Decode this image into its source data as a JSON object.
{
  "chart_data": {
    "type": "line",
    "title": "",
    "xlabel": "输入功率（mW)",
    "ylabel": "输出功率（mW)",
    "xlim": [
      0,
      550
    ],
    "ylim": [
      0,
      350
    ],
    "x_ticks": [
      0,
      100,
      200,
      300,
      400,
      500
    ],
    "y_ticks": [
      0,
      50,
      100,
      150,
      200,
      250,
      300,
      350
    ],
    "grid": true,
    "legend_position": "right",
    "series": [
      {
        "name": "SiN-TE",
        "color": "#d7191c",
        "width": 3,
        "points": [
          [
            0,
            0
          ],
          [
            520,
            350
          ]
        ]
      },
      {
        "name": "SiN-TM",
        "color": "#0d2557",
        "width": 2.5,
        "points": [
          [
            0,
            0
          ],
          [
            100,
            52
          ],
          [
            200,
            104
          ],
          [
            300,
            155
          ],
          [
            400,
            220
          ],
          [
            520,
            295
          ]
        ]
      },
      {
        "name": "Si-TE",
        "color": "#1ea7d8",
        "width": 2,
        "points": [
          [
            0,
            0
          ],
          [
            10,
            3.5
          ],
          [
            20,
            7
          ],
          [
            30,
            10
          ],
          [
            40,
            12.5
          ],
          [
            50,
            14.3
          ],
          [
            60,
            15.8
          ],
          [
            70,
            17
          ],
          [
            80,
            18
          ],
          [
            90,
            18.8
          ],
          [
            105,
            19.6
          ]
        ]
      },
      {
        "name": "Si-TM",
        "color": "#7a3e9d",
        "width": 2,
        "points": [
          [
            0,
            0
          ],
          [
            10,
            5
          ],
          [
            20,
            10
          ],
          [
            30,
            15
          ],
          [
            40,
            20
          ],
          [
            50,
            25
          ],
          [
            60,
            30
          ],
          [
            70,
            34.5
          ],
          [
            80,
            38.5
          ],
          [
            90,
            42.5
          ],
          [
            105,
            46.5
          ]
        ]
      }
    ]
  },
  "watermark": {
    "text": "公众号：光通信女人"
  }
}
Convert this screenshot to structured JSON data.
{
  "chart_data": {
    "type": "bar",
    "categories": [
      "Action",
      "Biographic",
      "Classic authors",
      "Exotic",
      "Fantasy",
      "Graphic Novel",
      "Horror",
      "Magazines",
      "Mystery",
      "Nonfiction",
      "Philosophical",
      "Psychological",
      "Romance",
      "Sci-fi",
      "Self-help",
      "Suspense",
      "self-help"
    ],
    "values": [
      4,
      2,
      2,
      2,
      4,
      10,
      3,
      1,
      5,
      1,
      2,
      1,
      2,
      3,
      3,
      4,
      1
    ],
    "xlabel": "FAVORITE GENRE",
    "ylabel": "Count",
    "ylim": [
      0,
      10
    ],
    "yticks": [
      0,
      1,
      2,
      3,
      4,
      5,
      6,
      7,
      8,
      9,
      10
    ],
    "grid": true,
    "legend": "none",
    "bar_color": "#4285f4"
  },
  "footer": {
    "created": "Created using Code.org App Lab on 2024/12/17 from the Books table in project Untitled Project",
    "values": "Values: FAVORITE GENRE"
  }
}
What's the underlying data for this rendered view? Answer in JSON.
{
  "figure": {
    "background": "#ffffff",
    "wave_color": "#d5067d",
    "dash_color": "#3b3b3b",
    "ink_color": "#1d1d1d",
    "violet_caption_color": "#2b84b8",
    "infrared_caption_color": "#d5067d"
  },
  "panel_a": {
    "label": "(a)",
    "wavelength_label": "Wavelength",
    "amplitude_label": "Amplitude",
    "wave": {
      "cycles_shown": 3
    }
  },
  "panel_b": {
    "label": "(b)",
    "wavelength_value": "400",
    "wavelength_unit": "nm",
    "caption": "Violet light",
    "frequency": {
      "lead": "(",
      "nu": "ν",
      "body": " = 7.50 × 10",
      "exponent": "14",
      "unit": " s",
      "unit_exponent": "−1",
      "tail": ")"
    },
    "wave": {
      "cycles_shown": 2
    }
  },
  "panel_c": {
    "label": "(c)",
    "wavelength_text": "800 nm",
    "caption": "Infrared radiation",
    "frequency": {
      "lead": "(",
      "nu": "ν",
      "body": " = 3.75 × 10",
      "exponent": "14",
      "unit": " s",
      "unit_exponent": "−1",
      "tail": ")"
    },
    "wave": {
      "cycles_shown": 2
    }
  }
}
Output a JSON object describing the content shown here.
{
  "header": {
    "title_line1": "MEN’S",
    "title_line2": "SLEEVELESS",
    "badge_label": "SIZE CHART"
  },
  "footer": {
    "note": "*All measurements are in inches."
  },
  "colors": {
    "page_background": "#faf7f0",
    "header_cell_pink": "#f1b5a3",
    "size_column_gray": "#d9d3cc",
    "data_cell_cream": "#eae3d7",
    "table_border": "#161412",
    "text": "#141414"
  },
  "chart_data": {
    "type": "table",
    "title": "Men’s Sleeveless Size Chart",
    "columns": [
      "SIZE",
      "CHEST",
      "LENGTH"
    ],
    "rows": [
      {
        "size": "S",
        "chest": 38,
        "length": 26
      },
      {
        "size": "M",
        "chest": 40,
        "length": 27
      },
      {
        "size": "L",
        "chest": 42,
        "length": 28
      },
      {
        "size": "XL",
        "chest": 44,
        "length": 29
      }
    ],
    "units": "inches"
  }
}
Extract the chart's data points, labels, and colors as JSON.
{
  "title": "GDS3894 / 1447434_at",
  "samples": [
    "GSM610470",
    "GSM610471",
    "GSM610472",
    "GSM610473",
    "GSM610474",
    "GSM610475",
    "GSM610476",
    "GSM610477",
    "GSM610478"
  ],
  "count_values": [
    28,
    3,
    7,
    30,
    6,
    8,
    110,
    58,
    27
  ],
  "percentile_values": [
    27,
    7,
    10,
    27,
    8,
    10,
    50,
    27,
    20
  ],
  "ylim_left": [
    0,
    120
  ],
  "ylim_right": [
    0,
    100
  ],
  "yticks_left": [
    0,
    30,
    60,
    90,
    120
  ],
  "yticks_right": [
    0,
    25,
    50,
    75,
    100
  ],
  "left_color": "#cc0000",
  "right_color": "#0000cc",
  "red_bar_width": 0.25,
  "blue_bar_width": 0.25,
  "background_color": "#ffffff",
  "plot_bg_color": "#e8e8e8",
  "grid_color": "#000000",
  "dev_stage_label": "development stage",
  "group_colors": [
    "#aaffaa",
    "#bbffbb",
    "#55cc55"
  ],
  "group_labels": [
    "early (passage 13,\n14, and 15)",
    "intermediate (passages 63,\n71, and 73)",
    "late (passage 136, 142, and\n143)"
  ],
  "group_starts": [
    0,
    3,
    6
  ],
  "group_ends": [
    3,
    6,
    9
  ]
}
-----
Look above for the line that holds "Extract the chart's", then copy it and each line after it exactly, through the last line of the data.

Extract the chart's data points, labels, and colors as JSON.
{
  "title": "GDS3894 / 1447434_at",
  "samples": [
    "GSM610470",
    "GSM610471",
    "GSM610472",
    "GSM610473",
    "GSM610474",
    "GSM610475",
    "GSM610476",
    "GSM610477",
    "GSM610478"
  ],
  "count_values": [
    28,
    3,
    7,
    30,
    6,
    8,
    110,
    58,
    27
  ],
  "percentile_values": [
    27,
    7,
    10,
    27,
    8,
    10,
    50,
    27,
    20
  ],
  "ylim_left": [
    0,
    120
  ],
  "ylim_right": [
    0,
    100
  ],
  "yticks_left": [
    0,
    30,
    60,
    90,
    120
  ],
  "yticks_right": [
    0,
    25,
    50,
    75,
    100
  ],
  "left_color": "#cc0000",
  "right_color": "#0000cc",
  "red_bar_width": 0.25,
  "blue_bar_width": 0.25,
  "background_color": "#ffffff",
  "plot_bg_color": "#e8e8e8",
  "grid_color": "#000000",
  "dev_stage_label": "development stage",
  "group_colors": [
    "#aaffaa",
    "#bbffbb",
    "#55cc55"
  ],
  "group_labels": [
    "early (passage 13,\n14, and 15)",
    "intermediate (passages 63,\n71, and 73)",
    "late (passage 136, 142, and\n143)"
  ],
  "group_starts": [
    0,
    3,
    6
  ],
  "group_ends": [
    3,
    6,
    9
  ]
}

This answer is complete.